--- begin Supplied information ---
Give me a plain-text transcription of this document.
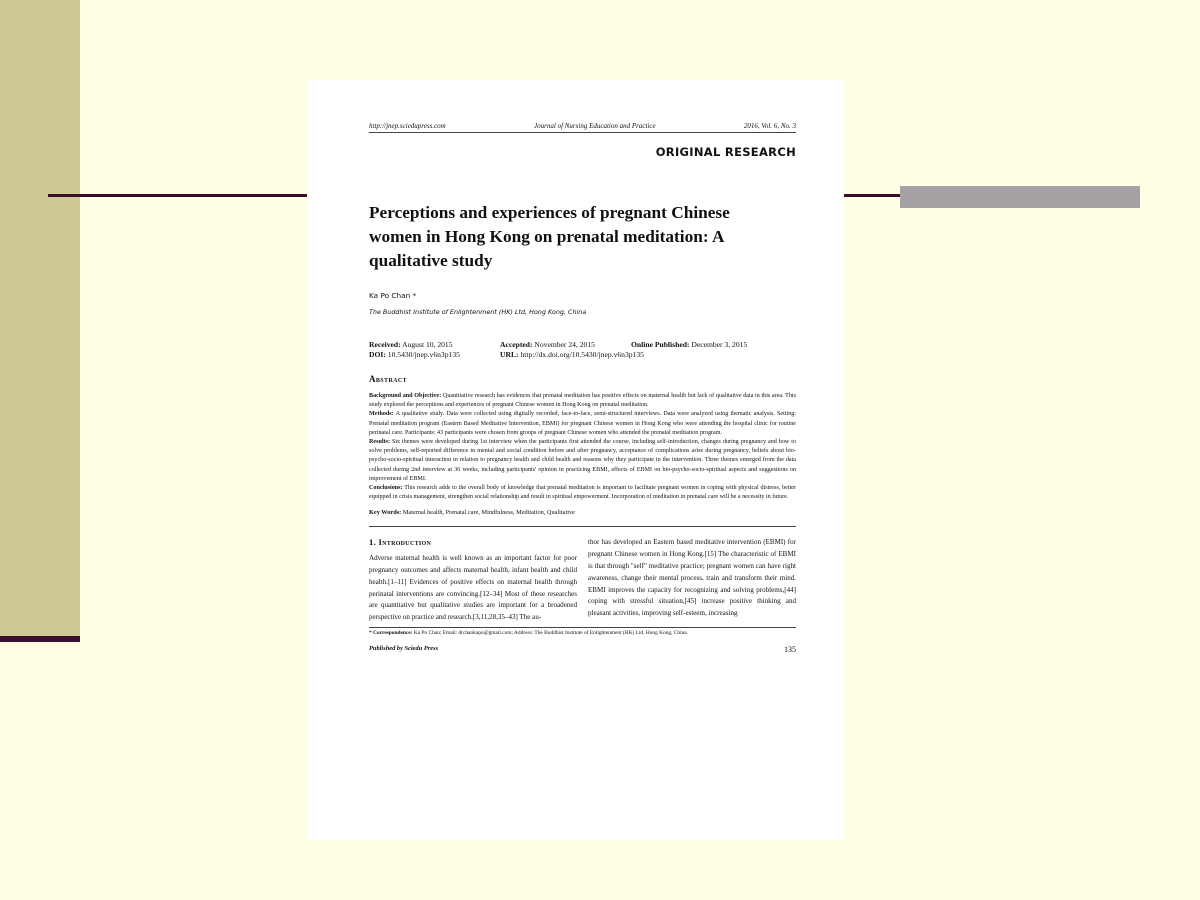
http://jnep.sciedupress.com	Journal of Nursing Education and Practice	2016, Vol. 6, No. 3
ORIGINAL RESEARCH
Perceptions and experiences of pregnant Chinese women in Hong Kong on prenatal meditation: A qualitative study
Ka Po Chan *
The Buddhist Institute of Enlightenment (HK) Ltd, Hong Kong, China
Received: August 10, 2015	Accepted: November 24, 2015	Online Published: December 3, 2015
DOI: 10.5430/jnep.v6n3p135	URL: http://dx.doi.org/10.5430/jnep.v6n3p135
Abstract

Background and Objective: Quantitative research has evidences that prenatal meditation has positive effects on maternal health but lack of qualitative data in this area. This study explored the perceptions and experiences of pregnant Chinese women in Hong Kong on prenatal meditation.

Methods: A qualitative study. Data were collected using digitally recorded, face-to-face, semi-structured interviews. Data were analyzed using thematic analysis. Setting: Prenatal meditation program (Eastern Based Meditative Intervention, EBMI) for pregnant Chinese women in Hong Kong who were attending the hospital clinic for routine perinatal care. Participants: 43 participants were chosen from groups of pregnant Chinese women who attended the prenatal meditation program.

Results: Six themes were developed during 1st interview when the participants first attended the course, including self-introduction, changes during pregnancy and how to solve problems, self-reported difference in mental and social condition before and after pregnancy, acceptance of complications arise during pregnancy, beliefs about bio-psycho-socio-spiritual interaction in relation to pregnancy health and child health and reasons why they participate in the intervention. Three themes emerged from the data collected during 2nd interview at 36 weeks, including participants' opinion in practicing EBMI, effects of EBMI on bio-psycho-socio-spiritual aspects and suggestions on improvement of EBMI.

Conclusions: This research adds to the overall body of knowledge that prenatal meditation is important to facilitate pregnant women in coping with physical distress, better equipped in crisis management, strengthen social relationship and result in spiritual empowerment. Incorporation of meditation in prenatal care will be a necessity in future.

Key Words: Maternal health, Prenatal care, Mindfulness, Meditation, Qualitative
1. Introduction
Adverse maternal health is well known as an important factor for poor pregnancy outcomes and affects maternal health, infant health and child health.[1–11] Evidences of positive effects on maternal health through perinatal interventions are convincing.[12–34] Most of these researches are quantitative but qualitative studies are important for a broadened perspective on practice and research.[3,11,28,35–43] The au-
thor has developed an Eastern based meditative intervention (EBMI) for pregnant Chinese women in Hong Kong.[15] The characteristic of EBMI is that through "self" meditative practice; pregnant women can have right awareness, change their mental process, train and transform their mind. EBMI improves the capacity for recognizing and solving problems,[44] coping with stressful situation,[45] increase positive thinking and pleasant activities, improving self-esteem, increasing
* Correspondence: Ka Po Chan; Email: drchankapo@gmail.com; Address: The Buddhist Institute of Enlightenment (HK) Ltd, Hong Kong, China.
Published by Sciedu Press	135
--- end Supplied information ---
Required work :: Pictures excluded, quote all the data above exactly.

Solution ::
Give me a plain-text transcription of this document.
http://jnep.sciedupress.com	Journal of Nursing Education and Practice	2016, Vol. 6, No. 3
ORIGINAL RESEARCH
Perceptions and experiences of pregnant Chinese women in Hong Kong on prenatal meditation: A qualitative study
Ka Po Chan *
The Buddhist Institute of Enlightenment (HK) Ltd, Hong Kong, China
Received: August 10, 2015	Accepted: November 24, 2015	Online Published: December 3, 2015
DOI: 10.5430/jnep.v6n3p135	URL: http://dx.doi.org/10.5430/jnep.v6n3p135
Abstract

Background and Objective: Quantitative research has evidences that prenatal meditation has positive effects on maternal health but lack of qualitative data in this area. This study explored the perceptions and experiences of pregnant Chinese women in Hong Kong on prenatal meditation.

Methods: A qualitative study. Data were collected using digitally recorded, face-to-face, semi-structured interviews. Data were analyzed using thematic analysis. Setting: Prenatal meditation program (Eastern Based Meditative Intervention, EBMI) for pregnant Chinese women in Hong Kong who were attending the hospital clinic for routine perinatal care. Participants: 43 participants were chosen from groups of pregnant Chinese women who attended the prenatal meditation program.

Results: Six themes were developed during 1st interview when the participants first attended the course, including self-introduction, changes during pregnancy and how to solve problems, self-reported difference in mental and social condition before and after pregnancy, acceptance of complications arise during pregnancy, beliefs about bio-psycho-socio-spiritual interaction in relation to pregnancy health and child health and reasons why they participate in the intervention. Three themes emerged from the data collected during 2nd interview at 36 weeks, including participants' opinion in practicing EBMI, effects of EBMI on bio-psycho-socio-spiritual aspects and suggestions on improvement of EBMI.

Conclusions: This research adds to the overall body of knowledge that prenatal meditation is important to facilitate pregnant women in coping with physical distress, better equipped in crisis management, strengthen social relationship and result in spiritual empowerment. Incorporation of meditation in prenatal care will be a necessity in future.

Key Words: Maternal health, Prenatal care, Mindfulness, Meditation, Qualitative
1. Introduction
Adverse maternal health is well known as an important factor for poor pregnancy outcomes and affects maternal health, infant health and child health.[1–11] Evidences of positive effects on maternal health through perinatal interventions are convincing.[12–34] Most of these researches are quantitative but qualitative studies are important for a broadened perspective on practice and research.[3,11,28,35–43] The au-
thor has developed an Eastern based meditative intervention (EBMI) for pregnant Chinese women in Hong Kong.[15] The characteristic of EBMI is that through "self" meditative practice; pregnant women can have right awareness, change their mental process, train and transform their mind. EBMI improves the capacity for recognizing and solving problems,[44] coping with stressful situation,[45] increase positive thinking and pleasant activities, improving self-esteem, increasing
* Correspondence: Ka Po Chan; Email: drchankapo@gmail.com; Address: The Buddhist Institute of Enlightenment (HK) Ltd, Hong Kong, China.
Published by Sciedu Press	135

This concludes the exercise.